-- begin --

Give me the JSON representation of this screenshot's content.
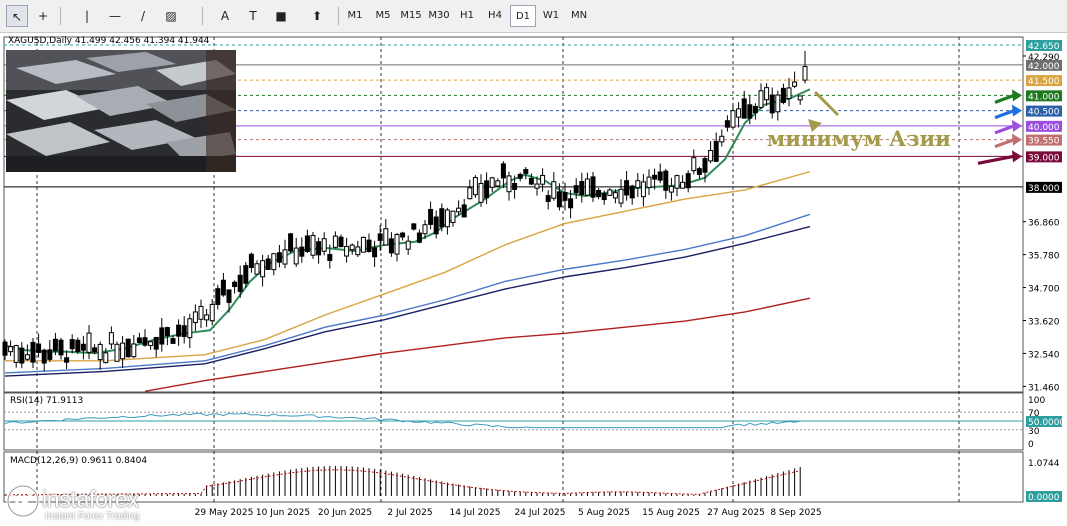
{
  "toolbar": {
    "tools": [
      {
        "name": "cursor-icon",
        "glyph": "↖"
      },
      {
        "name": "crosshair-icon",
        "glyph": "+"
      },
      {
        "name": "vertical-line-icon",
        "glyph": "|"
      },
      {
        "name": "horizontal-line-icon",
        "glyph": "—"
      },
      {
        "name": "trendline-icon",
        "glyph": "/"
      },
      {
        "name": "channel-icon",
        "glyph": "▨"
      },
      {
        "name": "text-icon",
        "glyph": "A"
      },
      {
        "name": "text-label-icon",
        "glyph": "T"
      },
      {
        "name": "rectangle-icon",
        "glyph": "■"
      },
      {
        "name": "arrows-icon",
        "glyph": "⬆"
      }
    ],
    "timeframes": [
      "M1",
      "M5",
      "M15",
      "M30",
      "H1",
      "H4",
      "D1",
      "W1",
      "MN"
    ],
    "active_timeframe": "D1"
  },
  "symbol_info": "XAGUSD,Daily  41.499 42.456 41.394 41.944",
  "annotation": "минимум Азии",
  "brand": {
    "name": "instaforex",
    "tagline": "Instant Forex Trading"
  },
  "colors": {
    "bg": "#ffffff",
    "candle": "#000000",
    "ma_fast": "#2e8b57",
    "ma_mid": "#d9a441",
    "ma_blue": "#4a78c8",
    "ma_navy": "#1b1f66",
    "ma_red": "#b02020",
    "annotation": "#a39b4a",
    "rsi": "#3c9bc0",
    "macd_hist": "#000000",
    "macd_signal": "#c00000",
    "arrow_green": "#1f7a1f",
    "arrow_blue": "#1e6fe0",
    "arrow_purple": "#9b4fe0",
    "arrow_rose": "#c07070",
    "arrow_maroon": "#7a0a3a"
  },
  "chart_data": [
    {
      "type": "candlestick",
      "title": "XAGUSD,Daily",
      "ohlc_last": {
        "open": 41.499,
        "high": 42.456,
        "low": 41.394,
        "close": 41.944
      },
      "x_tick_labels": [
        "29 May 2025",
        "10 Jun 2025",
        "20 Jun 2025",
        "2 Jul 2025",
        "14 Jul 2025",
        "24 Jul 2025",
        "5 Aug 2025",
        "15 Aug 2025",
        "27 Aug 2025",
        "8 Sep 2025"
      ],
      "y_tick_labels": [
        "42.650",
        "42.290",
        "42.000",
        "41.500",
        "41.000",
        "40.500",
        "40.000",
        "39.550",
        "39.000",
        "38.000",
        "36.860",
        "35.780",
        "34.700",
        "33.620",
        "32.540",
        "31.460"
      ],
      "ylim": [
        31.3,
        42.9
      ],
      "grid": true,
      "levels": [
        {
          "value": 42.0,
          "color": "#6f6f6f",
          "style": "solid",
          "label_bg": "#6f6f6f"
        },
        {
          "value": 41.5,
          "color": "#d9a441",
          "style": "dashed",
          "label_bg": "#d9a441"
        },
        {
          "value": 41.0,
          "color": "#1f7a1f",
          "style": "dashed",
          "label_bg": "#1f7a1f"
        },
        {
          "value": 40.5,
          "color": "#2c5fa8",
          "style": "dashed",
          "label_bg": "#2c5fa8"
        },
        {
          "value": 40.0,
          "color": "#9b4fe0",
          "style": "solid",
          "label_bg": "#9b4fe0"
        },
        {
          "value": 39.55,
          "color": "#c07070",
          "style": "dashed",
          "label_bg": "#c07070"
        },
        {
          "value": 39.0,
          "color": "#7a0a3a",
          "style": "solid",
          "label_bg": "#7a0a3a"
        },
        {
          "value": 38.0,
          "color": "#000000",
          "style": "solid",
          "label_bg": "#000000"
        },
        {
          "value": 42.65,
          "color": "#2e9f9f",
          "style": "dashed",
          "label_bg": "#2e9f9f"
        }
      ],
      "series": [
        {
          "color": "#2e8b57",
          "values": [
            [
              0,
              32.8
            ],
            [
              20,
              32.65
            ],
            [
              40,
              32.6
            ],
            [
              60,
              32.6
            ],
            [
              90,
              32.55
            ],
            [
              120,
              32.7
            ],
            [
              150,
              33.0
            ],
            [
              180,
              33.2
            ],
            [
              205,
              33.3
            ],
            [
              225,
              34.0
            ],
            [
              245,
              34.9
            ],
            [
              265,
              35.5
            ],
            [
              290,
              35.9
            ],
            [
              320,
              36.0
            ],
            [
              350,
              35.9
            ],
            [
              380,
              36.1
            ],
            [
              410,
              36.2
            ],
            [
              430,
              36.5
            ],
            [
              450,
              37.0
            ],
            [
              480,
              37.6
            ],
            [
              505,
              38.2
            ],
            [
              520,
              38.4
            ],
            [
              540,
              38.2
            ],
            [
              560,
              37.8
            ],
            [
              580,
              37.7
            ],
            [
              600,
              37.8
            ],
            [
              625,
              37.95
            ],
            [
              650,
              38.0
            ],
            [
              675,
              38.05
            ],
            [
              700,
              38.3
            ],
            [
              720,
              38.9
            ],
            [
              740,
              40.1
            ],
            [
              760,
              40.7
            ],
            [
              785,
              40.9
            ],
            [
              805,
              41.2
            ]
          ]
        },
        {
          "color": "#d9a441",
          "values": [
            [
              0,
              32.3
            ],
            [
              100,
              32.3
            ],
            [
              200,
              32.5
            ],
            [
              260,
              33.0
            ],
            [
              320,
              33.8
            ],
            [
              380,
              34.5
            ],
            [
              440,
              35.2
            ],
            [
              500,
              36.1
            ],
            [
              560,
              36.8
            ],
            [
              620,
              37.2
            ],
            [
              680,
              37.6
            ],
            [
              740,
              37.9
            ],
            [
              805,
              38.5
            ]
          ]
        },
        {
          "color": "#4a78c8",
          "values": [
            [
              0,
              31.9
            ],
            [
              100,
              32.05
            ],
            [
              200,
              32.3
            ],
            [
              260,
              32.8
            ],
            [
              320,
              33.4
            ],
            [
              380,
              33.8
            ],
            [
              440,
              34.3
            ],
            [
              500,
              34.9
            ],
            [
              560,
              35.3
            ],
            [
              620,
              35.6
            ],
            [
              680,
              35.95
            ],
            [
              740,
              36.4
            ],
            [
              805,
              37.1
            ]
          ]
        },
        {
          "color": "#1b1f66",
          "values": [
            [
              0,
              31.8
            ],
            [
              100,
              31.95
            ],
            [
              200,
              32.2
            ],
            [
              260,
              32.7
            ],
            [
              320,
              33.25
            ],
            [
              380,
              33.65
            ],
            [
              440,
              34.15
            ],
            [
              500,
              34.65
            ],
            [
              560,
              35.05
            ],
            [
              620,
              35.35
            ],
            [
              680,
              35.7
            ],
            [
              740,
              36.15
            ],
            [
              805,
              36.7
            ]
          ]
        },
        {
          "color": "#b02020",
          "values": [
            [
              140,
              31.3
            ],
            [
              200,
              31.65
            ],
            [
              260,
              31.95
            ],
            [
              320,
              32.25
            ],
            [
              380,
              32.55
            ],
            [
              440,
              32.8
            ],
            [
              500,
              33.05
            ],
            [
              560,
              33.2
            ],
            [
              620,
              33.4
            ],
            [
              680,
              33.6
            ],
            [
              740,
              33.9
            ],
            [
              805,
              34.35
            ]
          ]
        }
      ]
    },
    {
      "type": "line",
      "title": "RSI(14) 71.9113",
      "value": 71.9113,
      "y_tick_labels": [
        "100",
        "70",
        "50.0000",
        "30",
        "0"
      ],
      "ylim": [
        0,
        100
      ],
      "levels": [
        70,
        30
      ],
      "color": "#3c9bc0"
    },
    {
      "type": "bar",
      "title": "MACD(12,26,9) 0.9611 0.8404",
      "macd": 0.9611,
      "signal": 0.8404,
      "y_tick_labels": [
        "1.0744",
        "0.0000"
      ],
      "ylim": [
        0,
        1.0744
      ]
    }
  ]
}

-- end --

Quote the records in their entirety, keeping the wording exact and excluding pictures.

→ **IN RESPONSE**
Give me the JSON representation of this screenshot's content.
{
  "toolbar": {
    "tools": [
      {
        "name": "cursor-icon",
        "glyph": "↖"
      },
      {
        "name": "crosshair-icon",
        "glyph": "+"
      },
      {
        "name": "vertical-line-icon",
        "glyph": "|"
      },
      {
        "name": "horizontal-line-icon",
        "glyph": "—"
      },
      {
        "name": "trendline-icon",
        "glyph": "/"
      },
      {
        "name": "channel-icon",
        "glyph": "▨"
      },
      {
        "name": "text-icon",
        "glyph": "A"
      },
      {
        "name": "text-label-icon",
        "glyph": "T"
      },
      {
        "name": "rectangle-icon",
        "glyph": "■"
      },
      {
        "name": "arrows-icon",
        "glyph": "⬆"
      }
    ],
    "timeframes": [
      "M1",
      "M5",
      "M15",
      "M30",
      "H1",
      "H4",
      "D1",
      "W1",
      "MN"
    ],
    "active_timeframe": "D1"
  },
  "symbol_info": "XAGUSD,Daily  41.499 42.456 41.394 41.944",
  "annotation": "минимум Азии",
  "brand": {
    "name": "instaforex",
    "tagline": "Instant Forex Trading"
  },
  "colors": {
    "bg": "#ffffff",
    "candle": "#000000",
    "ma_fast": "#2e8b57",
    "ma_mid": "#d9a441",
    "ma_blue": "#4a78c8",
    "ma_navy": "#1b1f66",
    "ma_red": "#b02020",
    "annotation": "#a39b4a",
    "rsi": "#3c9bc0",
    "macd_hist": "#000000",
    "macd_signal": "#c00000",
    "arrow_green": "#1f7a1f",
    "arrow_blue": "#1e6fe0",
    "arrow_purple": "#9b4fe0",
    "arrow_rose": "#c07070",
    "arrow_maroon": "#7a0a3a"
  },
  "chart_data": [
    {
      "type": "candlestick",
      "title": "XAGUSD,Daily",
      "ohlc_last": {
        "open": 41.499,
        "high": 42.456,
        "low": 41.394,
        "close": 41.944
      },
      "x_tick_labels": [
        "29 May 2025",
        "10 Jun 2025",
        "20 Jun 2025",
        "2 Jul 2025",
        "14 Jul 2025",
        "24 Jul 2025",
        "5 Aug 2025",
        "15 Aug 2025",
        "27 Aug 2025",
        "8 Sep 2025"
      ],
      "y_tick_labels": [
        "42.650",
        "42.290",
        "42.000",
        "41.500",
        "41.000",
        "40.500",
        "40.000",
        "39.550",
        "39.000",
        "38.000",
        "36.860",
        "35.780",
        "34.700",
        "33.620",
        "32.540",
        "31.460"
      ],
      "ylim": [
        31.3,
        42.9
      ],
      "grid": true,
      "levels": [
        {
          "value": 42.0,
          "color": "#6f6f6f",
          "style": "solid",
          "label_bg": "#6f6f6f"
        },
        {
          "value": 41.5,
          "color": "#d9a441",
          "style": "dashed",
          "label_bg": "#d9a441"
        },
        {
          "value": 41.0,
          "color": "#1f7a1f",
          "style": "dashed",
          "label_bg": "#1f7a1f"
        },
        {
          "value": 40.5,
          "color": "#2c5fa8",
          "style": "dashed",
          "label_bg": "#2c5fa8"
        },
        {
          "value": 40.0,
          "color": "#9b4fe0",
          "style": "solid",
          "label_bg": "#9b4fe0"
        },
        {
          "value": 39.55,
          "color": "#c07070",
          "style": "dashed",
          "label_bg": "#c07070"
        },
        {
          "value": 39.0,
          "color": "#7a0a3a",
          "style": "solid",
          "label_bg": "#7a0a3a"
        },
        {
          "value": 38.0,
          "color": "#000000",
          "style": "solid",
          "label_bg": "#000000"
        },
        {
          "value": 42.65,
          "color": "#2e9f9f",
          "style": "dashed",
          "label_bg": "#2e9f9f"
        }
      ],
      "series": [
        {
          "color": "#2e8b57",
          "values": [
            [
              0,
              32.8
            ],
            [
              20,
              32.65
            ],
            [
              40,
              32.6
            ],
            [
              60,
              32.6
            ],
            [
              90,
              32.55
            ],
            [
              120,
              32.7
            ],
            [
              150,
              33.0
            ],
            [
              180,
              33.2
            ],
            [
              205,
              33.3
            ],
            [
              225,
              34.0
            ],
            [
              245,
              34.9
            ],
            [
              265,
              35.5
            ],
            [
              290,
              35.9
            ],
            [
              320,
              36.0
            ],
            [
              350,
              35.9
            ],
            [
              380,
              36.1
            ],
            [
              410,
              36.2
            ],
            [
              430,
              36.5
            ],
            [
              450,
              37.0
            ],
            [
              480,
              37.6
            ],
            [
              505,
              38.2
            ],
            [
              520,
              38.4
            ],
            [
              540,
              38.2
            ],
            [
              560,
              37.8
            ],
            [
              580,
              37.7
            ],
            [
              600,
              37.8
            ],
            [
              625,
              37.95
            ],
            [
              650,
              38.0
            ],
            [
              675,
              38.05
            ],
            [
              700,
              38.3
            ],
            [
              720,
              38.9
            ],
            [
              740,
              40.1
            ],
            [
              760,
              40.7
            ],
            [
              785,
              40.9
            ],
            [
              805,
              41.2
            ]
          ]
        },
        {
          "color": "#d9a441",
          "values": [
            [
              0,
              32.3
            ],
            [
              100,
              32.3
            ],
            [
              200,
              32.5
            ],
            [
              260,
              33.0
            ],
            [
              320,
              33.8
            ],
            [
              380,
              34.5
            ],
            [
              440,
              35.2
            ],
            [
              500,
              36.1
            ],
            [
              560,
              36.8
            ],
            [
              620,
              37.2
            ],
            [
              680,
              37.6
            ],
            [
              740,
              37.9
            ],
            [
              805,
              38.5
            ]
          ]
        },
        {
          "color": "#4a78c8",
          "values": [
            [
              0,
              31.9
            ],
            [
              100,
              32.05
            ],
            [
              200,
              32.3
            ],
            [
              260,
              32.8
            ],
            [
              320,
              33.4
            ],
            [
              380,
              33.8
            ],
            [
              440,
              34.3
            ],
            [
              500,
              34.9
            ],
            [
              560,
              35.3
            ],
            [
              620,
              35.6
            ],
            [
              680,
              35.95
            ],
            [
              740,
              36.4
            ],
            [
              805,
              37.1
            ]
          ]
        },
        {
          "color": "#1b1f66",
          "values": [
            [
              0,
              31.8
            ],
            [
              100,
              31.95
            ],
            [
              200,
              32.2
            ],
            [
              260,
              32.7
            ],
            [
              320,
              33.25
            ],
            [
              380,
              33.65
            ],
            [
              440,
              34.15
            ],
            [
              500,
              34.65
            ],
            [
              560,
              35.05
            ],
            [
              620,
              35.35
            ],
            [
              680,
              35.7
            ],
            [
              740,
              36.15
            ],
            [
              805,
              36.7
            ]
          ]
        },
        {
          "color": "#b02020",
          "values": [
            [
              140,
              31.3
            ],
            [
              200,
              31.65
            ],
            [
              260,
              31.95
            ],
            [
              320,
              32.25
            ],
            [
              380,
              32.55
            ],
            [
              440,
              32.8
            ],
            [
              500,
              33.05
            ],
            [
              560,
              33.2
            ],
            [
              620,
              33.4
            ],
            [
              680,
              33.6
            ],
            [
              740,
              33.9
            ],
            [
              805,
              34.35
            ]
          ]
        }
      ]
    },
    {
      "type": "line",
      "title": "RSI(14) 71.9113",
      "value": 71.9113,
      "y_tick_labels": [
        "100",
        "70",
        "50.0000",
        "30",
        "0"
      ],
      "ylim": [
        0,
        100
      ],
      "levels": [
        70,
        30
      ],
      "color": "#3c9bc0"
    },
    {
      "type": "bar",
      "title": "MACD(12,26,9) 0.9611 0.8404",
      "macd": 0.9611,
      "signal": 0.8404,
      "y_tick_labels": [
        "1.0744",
        "0.0000"
      ],
      "ylim": [
        0,
        1.0744
      ]
    }
  ]
}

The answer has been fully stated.